(DO THIS):
Records follow. Pull out every line that contains "name".

[Data entries for graphics]
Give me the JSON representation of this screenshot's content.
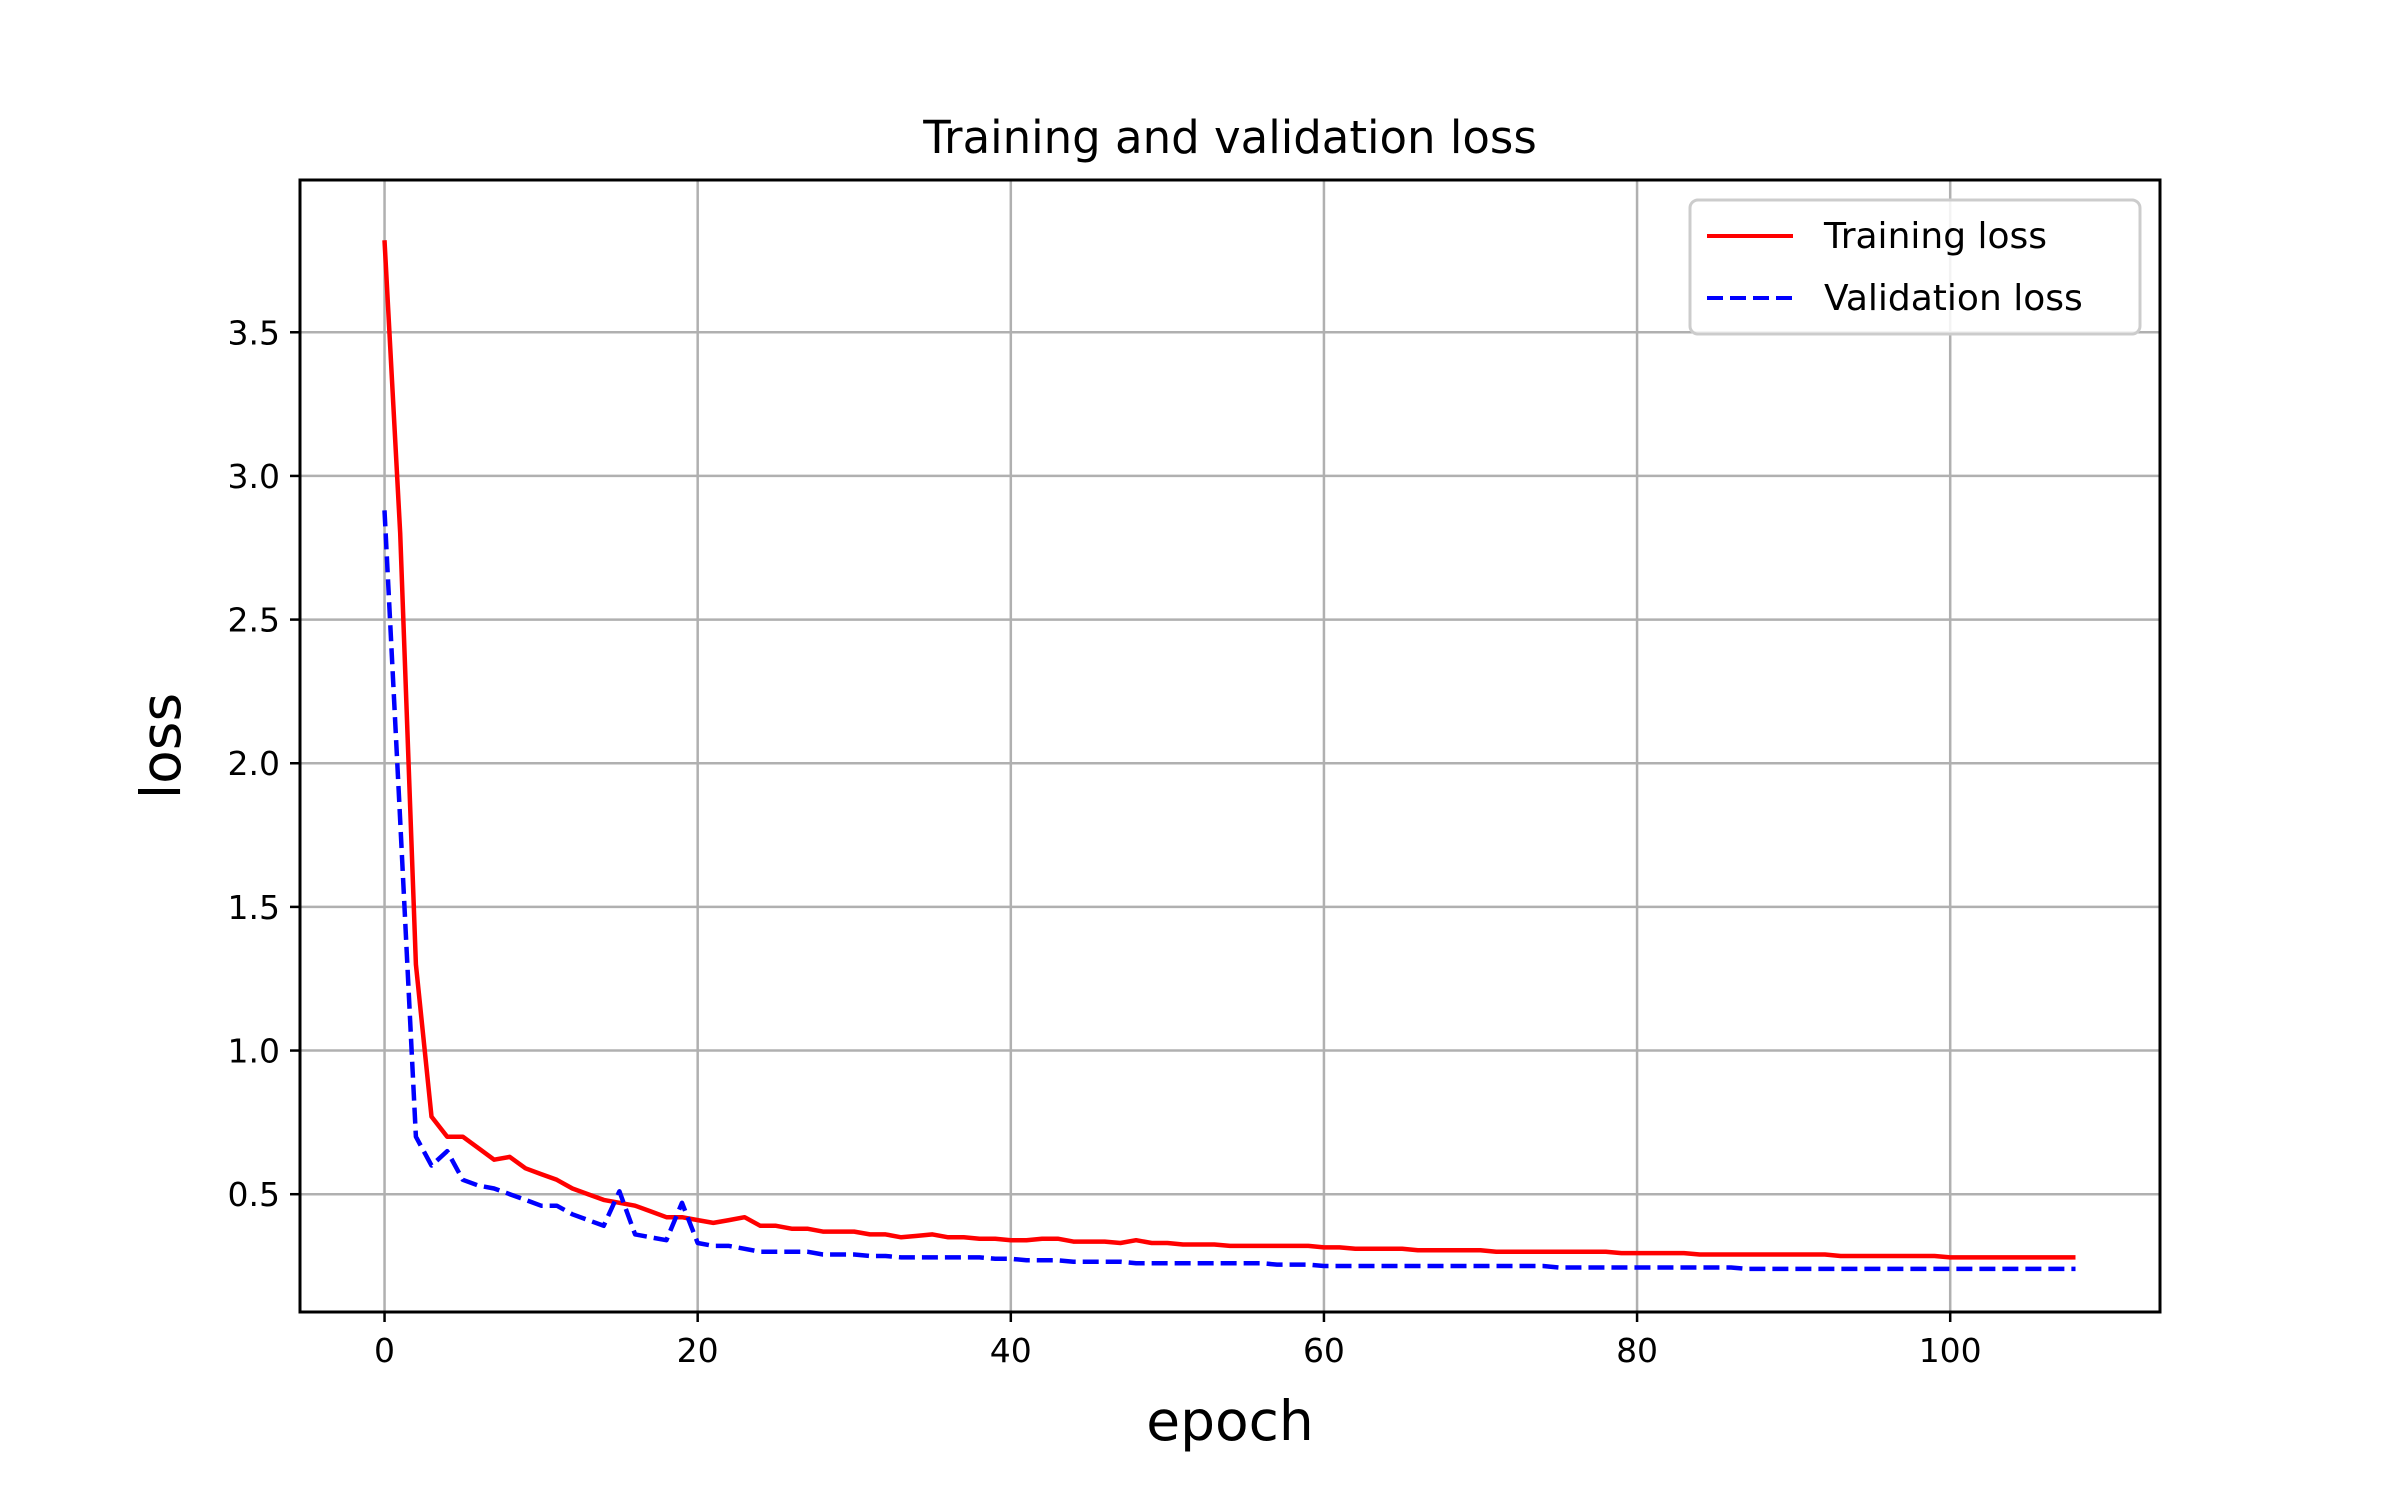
{
  "chart_data": {
    "type": "line",
    "title": "Training and validation loss",
    "xlabel": "epoch",
    "ylabel": "loss",
    "xlim": [
      -5.4,
      113.4
    ],
    "ylim": [
      0.09,
      4.03
    ],
    "xticks": [
      0,
      20,
      40,
      60,
      80,
      100
    ],
    "yticks": [
      0.5,
      1.0,
      1.5,
      2.0,
      2.5,
      3.0,
      3.5
    ],
    "grid": true,
    "legend_position": "top-right",
    "x": [
      0,
      1,
      2,
      3,
      4,
      5,
      6,
      7,
      8,
      9,
      10,
      11,
      12,
      13,
      14,
      15,
      16,
      17,
      18,
      19,
      20,
      21,
      22,
      23,
      24,
      25,
      26,
      27,
      28,
      29,
      30,
      31,
      32,
      33,
      34,
      35,
      36,
      37,
      38,
      39,
      40,
      41,
      42,
      43,
      44,
      45,
      46,
      47,
      48,
      49,
      50,
      51,
      52,
      53,
      54,
      55,
      56,
      57,
      58,
      59,
      60,
      61,
      62,
      63,
      64,
      65,
      66,
      67,
      68,
      69,
      70,
      71,
      72,
      73,
      74,
      75,
      76,
      77,
      78,
      79,
      80,
      81,
      82,
      83,
      84,
      85,
      86,
      87,
      88,
      89,
      90,
      91,
      92,
      93,
      94,
      95,
      96,
      97,
      98,
      99,
      100,
      101,
      102,
      103,
      104,
      105,
      106,
      107,
      108
    ],
    "series": [
      {
        "name": "Training loss",
        "color": "#ff0000",
        "style": "solid",
        "values": [
          3.82,
          2.8,
          1.3,
          0.77,
          0.7,
          0.7,
          0.66,
          0.62,
          0.63,
          0.59,
          0.57,
          0.55,
          0.52,
          0.5,
          0.48,
          0.47,
          0.46,
          0.44,
          0.42,
          0.42,
          0.41,
          0.4,
          0.41,
          0.42,
          0.39,
          0.39,
          0.38,
          0.38,
          0.37,
          0.37,
          0.37,
          0.36,
          0.36,
          0.35,
          0.355,
          0.36,
          0.35,
          0.35,
          0.345,
          0.345,
          0.34,
          0.34,
          0.345,
          0.345,
          0.335,
          0.335,
          0.335,
          0.33,
          0.34,
          0.33,
          0.33,
          0.325,
          0.325,
          0.325,
          0.32,
          0.32,
          0.32,
          0.32,
          0.32,
          0.32,
          0.315,
          0.315,
          0.31,
          0.31,
          0.31,
          0.31,
          0.305,
          0.305,
          0.305,
          0.305,
          0.305,
          0.3,
          0.3,
          0.3,
          0.3,
          0.3,
          0.3,
          0.3,
          0.3,
          0.295,
          0.295,
          0.295,
          0.295,
          0.295,
          0.29,
          0.29,
          0.29,
          0.29,
          0.29,
          0.29,
          0.29,
          0.29,
          0.29,
          0.285,
          0.285,
          0.285,
          0.285,
          0.285,
          0.285,
          0.285,
          0.28,
          0.28,
          0.28,
          0.28,
          0.28,
          0.28,
          0.28,
          0.28,
          0.28
        ]
      },
      {
        "name": "Validation loss",
        "color": "#0000ff",
        "style": "dashed",
        "values": [
          2.88,
          1.8,
          0.7,
          0.6,
          0.65,
          0.55,
          0.53,
          0.52,
          0.5,
          0.48,
          0.46,
          0.46,
          0.43,
          0.41,
          0.39,
          0.51,
          0.36,
          0.35,
          0.34,
          0.47,
          0.33,
          0.32,
          0.32,
          0.31,
          0.3,
          0.3,
          0.3,
          0.3,
          0.29,
          0.29,
          0.29,
          0.285,
          0.285,
          0.28,
          0.28,
          0.28,
          0.28,
          0.28,
          0.28,
          0.275,
          0.275,
          0.27,
          0.27,
          0.27,
          0.265,
          0.265,
          0.265,
          0.265,
          0.26,
          0.26,
          0.26,
          0.26,
          0.26,
          0.26,
          0.26,
          0.26,
          0.26,
          0.255,
          0.255,
          0.255,
          0.25,
          0.25,
          0.25,
          0.25,
          0.25,
          0.25,
          0.25,
          0.25,
          0.25,
          0.25,
          0.25,
          0.25,
          0.25,
          0.25,
          0.25,
          0.245,
          0.245,
          0.245,
          0.245,
          0.245,
          0.245,
          0.245,
          0.245,
          0.245,
          0.245,
          0.245,
          0.245,
          0.24,
          0.24,
          0.24,
          0.24,
          0.24,
          0.24,
          0.24,
          0.24,
          0.24,
          0.24,
          0.24,
          0.24,
          0.24,
          0.24,
          0.24,
          0.24,
          0.24,
          0.24,
          0.24,
          0.24,
          0.24,
          0.24
        ]
      }
    ]
  }
}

(FINISHED TASK):
        "name": "Training loss",
        "name": "Validation loss",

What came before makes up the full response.